From the entries below, list each line with "name".

+---+

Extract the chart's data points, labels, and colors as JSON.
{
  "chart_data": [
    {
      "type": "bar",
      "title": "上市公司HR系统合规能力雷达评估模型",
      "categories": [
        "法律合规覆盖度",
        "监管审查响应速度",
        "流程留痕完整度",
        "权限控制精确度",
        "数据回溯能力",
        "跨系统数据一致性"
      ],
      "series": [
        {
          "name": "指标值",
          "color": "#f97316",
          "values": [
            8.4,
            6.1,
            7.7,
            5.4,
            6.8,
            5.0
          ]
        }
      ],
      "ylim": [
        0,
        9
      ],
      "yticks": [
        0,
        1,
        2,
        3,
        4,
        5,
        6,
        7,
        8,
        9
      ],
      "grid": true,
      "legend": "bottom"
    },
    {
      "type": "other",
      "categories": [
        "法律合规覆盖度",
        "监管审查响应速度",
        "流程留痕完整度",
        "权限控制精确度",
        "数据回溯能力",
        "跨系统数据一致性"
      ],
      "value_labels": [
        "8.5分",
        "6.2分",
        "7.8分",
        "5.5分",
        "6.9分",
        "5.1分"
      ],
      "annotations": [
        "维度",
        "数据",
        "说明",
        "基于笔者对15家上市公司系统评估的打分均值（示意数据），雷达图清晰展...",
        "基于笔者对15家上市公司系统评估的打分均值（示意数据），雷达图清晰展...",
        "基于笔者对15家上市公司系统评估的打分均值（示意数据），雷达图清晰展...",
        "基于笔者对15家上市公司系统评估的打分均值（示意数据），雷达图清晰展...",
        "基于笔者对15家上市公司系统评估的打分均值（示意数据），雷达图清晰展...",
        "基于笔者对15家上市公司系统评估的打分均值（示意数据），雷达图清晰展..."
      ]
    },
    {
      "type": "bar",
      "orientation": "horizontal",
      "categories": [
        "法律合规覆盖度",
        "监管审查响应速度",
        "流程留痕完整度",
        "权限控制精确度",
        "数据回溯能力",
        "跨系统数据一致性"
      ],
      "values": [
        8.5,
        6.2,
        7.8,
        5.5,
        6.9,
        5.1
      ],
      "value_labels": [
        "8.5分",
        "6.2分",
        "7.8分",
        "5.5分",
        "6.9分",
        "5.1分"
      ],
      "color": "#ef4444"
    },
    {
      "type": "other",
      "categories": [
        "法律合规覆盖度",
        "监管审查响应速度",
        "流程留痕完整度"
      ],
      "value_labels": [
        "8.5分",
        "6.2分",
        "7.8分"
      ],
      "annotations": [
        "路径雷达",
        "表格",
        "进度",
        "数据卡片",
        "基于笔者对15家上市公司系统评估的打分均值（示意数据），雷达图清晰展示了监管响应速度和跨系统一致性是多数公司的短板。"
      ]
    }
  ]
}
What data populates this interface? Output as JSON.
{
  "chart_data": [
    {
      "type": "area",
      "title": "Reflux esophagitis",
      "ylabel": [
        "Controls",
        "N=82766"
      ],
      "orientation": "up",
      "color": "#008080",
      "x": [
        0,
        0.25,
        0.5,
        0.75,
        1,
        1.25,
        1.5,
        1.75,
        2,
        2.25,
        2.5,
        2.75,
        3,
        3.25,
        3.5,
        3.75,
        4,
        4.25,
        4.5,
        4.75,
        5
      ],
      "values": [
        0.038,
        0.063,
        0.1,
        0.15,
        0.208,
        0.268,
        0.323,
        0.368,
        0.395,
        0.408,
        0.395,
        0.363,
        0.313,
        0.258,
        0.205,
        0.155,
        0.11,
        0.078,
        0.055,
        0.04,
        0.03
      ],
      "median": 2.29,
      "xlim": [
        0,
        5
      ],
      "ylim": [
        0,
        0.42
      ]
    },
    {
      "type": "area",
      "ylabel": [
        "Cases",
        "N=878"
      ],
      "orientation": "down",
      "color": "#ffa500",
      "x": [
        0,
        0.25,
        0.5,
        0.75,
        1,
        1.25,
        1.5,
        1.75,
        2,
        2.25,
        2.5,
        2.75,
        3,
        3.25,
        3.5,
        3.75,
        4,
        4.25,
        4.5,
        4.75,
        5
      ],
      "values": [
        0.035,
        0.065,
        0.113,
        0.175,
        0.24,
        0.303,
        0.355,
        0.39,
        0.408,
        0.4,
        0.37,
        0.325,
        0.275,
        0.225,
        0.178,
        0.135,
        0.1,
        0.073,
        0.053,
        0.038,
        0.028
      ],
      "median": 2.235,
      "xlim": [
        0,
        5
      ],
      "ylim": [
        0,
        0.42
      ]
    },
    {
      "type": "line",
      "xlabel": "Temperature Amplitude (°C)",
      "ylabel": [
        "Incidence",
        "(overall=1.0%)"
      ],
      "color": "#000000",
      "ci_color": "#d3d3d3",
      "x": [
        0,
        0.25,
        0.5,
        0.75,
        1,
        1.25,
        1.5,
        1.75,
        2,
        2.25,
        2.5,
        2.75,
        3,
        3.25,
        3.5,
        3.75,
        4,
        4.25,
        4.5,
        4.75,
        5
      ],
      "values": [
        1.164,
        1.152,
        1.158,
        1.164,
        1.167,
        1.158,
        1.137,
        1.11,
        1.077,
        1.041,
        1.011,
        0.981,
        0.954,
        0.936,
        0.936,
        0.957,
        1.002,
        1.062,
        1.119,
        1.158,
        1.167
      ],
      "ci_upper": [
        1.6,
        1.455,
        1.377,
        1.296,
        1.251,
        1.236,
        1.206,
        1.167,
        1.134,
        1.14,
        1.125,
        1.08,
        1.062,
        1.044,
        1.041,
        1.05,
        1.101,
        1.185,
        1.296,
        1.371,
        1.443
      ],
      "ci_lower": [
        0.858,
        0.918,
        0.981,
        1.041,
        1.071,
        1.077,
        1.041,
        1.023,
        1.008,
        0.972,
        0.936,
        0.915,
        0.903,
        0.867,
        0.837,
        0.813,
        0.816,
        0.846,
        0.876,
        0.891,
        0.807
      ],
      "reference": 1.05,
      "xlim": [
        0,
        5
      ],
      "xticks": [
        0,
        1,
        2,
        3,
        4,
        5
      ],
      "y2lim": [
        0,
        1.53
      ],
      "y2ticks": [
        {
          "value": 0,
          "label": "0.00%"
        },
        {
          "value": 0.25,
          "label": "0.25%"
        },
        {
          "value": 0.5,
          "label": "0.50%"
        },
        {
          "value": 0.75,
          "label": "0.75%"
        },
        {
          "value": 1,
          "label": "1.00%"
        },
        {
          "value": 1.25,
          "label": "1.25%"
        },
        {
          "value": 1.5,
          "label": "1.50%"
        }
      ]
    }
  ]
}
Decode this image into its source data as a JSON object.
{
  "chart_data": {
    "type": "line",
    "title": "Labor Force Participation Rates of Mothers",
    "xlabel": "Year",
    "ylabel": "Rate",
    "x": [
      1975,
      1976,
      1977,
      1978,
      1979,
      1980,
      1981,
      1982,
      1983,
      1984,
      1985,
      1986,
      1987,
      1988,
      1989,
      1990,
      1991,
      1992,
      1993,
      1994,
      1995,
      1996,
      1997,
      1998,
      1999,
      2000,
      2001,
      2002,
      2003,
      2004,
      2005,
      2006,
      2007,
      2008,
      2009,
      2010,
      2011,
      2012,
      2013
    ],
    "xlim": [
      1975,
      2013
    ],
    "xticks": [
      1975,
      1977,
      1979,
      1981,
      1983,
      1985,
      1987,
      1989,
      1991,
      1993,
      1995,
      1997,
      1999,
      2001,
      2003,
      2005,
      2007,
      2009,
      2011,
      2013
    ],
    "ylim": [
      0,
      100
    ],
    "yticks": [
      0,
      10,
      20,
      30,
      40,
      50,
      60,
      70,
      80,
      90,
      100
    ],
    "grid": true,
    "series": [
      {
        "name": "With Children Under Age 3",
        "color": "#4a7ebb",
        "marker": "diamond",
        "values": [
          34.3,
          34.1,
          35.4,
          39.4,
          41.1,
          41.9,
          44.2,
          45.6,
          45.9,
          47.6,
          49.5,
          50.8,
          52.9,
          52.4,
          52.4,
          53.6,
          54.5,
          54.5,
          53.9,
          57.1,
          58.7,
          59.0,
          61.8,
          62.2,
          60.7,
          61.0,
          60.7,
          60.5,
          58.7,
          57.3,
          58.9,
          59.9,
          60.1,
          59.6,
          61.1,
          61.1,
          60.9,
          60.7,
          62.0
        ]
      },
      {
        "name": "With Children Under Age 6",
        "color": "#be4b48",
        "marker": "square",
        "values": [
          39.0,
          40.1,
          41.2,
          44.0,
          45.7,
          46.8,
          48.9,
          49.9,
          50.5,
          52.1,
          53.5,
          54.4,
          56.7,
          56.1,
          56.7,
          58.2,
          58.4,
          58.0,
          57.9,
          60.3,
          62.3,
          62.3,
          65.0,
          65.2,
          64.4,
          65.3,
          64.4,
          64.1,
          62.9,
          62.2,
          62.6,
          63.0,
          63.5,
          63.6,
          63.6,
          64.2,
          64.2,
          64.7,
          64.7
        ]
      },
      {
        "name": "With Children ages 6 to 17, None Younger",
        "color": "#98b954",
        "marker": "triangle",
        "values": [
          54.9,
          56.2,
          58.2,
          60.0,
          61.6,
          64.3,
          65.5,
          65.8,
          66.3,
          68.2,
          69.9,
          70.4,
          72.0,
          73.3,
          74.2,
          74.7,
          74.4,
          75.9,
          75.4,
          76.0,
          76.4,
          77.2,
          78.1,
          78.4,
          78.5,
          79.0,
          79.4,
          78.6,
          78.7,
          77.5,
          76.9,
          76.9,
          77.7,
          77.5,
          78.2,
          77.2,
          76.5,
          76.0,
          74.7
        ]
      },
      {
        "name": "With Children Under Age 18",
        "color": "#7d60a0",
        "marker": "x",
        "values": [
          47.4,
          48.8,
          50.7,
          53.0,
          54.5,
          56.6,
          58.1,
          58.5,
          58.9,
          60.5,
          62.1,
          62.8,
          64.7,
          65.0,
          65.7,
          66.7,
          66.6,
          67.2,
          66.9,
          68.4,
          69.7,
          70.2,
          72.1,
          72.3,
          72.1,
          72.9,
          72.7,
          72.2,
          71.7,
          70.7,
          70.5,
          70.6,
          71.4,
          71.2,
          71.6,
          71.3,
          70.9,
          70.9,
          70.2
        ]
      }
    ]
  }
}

+---+

Answer to this task:
          "name": "指标值",
        "name": "With Children Under Age 3",
        "name": "With Children Under Age 6",
        "name": "With Children ages 6 to 17, None Younger",
        "name": "With Children Under Age 18",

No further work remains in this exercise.